DATA SHOWN START
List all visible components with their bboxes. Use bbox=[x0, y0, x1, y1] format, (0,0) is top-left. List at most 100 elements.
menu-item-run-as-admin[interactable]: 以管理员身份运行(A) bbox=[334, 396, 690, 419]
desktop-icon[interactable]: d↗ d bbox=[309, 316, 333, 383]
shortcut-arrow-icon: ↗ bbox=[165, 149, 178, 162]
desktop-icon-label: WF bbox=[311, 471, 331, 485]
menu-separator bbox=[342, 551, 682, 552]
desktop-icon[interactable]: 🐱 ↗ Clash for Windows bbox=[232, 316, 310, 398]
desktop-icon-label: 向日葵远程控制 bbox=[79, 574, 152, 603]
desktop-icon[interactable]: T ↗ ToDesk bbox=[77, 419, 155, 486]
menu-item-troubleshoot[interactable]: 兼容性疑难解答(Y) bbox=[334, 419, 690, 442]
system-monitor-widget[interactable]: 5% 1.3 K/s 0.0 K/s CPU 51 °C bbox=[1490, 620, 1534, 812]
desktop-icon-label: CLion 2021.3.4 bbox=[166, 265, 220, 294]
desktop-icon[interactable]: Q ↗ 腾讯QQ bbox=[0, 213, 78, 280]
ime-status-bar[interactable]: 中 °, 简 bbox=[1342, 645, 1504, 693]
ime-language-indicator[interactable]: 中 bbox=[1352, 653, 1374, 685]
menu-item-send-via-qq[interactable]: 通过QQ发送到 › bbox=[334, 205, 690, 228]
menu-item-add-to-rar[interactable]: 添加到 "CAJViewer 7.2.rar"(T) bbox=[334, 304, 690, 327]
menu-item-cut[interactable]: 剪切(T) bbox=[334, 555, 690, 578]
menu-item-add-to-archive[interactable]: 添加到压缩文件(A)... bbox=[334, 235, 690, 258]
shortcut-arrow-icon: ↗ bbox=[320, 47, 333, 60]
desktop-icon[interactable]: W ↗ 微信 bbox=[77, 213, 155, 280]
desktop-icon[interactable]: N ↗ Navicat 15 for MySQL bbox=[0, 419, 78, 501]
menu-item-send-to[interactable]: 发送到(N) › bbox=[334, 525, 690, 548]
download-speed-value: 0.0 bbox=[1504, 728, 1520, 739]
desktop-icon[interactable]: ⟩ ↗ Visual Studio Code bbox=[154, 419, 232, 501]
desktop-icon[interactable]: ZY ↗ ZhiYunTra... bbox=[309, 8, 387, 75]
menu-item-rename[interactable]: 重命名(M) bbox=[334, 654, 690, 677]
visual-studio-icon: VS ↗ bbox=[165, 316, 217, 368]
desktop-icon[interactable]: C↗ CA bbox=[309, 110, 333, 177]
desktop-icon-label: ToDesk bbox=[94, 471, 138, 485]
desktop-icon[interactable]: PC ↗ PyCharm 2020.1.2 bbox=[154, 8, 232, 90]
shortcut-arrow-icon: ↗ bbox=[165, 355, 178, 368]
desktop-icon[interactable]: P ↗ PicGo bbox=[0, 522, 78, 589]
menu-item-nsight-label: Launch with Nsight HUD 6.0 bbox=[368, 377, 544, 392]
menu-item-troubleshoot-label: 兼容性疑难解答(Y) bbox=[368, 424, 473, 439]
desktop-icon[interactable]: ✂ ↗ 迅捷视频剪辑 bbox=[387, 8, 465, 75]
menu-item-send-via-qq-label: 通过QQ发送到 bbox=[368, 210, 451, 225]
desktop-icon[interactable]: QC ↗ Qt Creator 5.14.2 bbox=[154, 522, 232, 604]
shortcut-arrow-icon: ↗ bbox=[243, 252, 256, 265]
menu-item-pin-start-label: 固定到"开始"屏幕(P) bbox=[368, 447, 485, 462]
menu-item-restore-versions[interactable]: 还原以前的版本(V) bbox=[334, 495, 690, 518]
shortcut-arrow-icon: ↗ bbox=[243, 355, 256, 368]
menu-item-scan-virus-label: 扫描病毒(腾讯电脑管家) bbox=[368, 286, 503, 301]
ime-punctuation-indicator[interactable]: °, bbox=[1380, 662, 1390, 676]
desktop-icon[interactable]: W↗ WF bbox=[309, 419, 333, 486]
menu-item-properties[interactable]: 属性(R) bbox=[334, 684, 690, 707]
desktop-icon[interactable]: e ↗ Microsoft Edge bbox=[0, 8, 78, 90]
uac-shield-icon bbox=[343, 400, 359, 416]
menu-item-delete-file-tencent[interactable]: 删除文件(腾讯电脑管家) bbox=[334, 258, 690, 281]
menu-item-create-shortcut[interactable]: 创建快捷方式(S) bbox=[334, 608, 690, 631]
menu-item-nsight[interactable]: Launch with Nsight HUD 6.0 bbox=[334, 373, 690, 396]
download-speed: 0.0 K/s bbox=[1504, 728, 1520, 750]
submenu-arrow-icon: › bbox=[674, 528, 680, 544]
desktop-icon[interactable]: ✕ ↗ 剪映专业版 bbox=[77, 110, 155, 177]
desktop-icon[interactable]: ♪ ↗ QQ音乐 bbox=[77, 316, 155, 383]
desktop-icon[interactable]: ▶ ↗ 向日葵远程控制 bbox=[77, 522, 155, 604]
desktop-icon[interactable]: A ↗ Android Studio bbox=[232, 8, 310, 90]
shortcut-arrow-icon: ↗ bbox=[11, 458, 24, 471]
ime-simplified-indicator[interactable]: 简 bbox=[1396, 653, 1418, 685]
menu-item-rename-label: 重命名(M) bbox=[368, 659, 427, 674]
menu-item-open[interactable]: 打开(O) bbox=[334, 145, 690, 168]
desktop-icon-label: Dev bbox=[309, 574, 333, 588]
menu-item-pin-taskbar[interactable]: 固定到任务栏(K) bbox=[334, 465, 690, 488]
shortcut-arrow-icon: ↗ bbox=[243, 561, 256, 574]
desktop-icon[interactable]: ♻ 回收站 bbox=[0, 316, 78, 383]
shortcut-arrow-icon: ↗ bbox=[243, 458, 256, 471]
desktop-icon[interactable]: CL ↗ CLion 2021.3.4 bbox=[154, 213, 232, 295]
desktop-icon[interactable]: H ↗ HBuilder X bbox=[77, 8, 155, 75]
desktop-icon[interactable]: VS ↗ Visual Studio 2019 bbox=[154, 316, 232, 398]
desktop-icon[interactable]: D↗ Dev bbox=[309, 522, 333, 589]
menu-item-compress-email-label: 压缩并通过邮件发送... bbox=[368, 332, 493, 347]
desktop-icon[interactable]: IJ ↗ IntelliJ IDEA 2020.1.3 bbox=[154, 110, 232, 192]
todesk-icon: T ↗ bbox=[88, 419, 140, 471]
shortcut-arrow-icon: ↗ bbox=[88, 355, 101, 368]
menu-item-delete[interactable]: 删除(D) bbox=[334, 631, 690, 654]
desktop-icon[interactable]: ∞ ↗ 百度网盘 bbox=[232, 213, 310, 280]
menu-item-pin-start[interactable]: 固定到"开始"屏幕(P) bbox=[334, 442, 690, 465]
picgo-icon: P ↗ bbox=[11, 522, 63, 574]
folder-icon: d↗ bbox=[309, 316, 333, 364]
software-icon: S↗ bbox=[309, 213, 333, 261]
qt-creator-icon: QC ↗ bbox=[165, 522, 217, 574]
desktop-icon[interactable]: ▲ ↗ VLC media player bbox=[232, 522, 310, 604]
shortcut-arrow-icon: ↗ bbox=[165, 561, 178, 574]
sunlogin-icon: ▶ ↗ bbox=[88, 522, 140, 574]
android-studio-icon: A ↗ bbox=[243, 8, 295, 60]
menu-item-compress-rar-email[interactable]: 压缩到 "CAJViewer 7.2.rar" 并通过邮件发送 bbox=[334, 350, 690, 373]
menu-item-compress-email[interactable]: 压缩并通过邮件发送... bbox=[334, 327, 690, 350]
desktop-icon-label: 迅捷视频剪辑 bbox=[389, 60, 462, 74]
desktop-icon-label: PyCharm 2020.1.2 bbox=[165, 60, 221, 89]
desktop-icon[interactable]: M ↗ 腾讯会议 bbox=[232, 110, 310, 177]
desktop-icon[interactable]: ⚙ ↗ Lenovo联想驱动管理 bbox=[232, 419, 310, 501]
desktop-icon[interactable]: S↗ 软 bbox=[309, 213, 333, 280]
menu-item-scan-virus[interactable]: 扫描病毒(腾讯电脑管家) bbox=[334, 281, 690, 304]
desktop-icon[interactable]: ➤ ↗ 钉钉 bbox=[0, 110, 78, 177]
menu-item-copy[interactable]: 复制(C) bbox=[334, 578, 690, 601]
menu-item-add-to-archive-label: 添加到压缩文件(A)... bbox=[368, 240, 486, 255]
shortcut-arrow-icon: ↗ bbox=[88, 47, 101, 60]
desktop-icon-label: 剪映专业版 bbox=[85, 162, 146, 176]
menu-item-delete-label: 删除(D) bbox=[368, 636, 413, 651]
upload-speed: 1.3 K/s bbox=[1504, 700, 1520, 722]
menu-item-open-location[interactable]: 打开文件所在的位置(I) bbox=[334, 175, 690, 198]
DATA SHOWN END
Show each line in the data where the string "virus" appears.

menu-item-scan-virus-label: 扫描病毒(腾讯电脑管家) bbox=[368, 286, 503, 301]
menu-item-scan-virus[interactable]: 扫描病毒(腾讯电脑管家) bbox=[334, 281, 690, 304]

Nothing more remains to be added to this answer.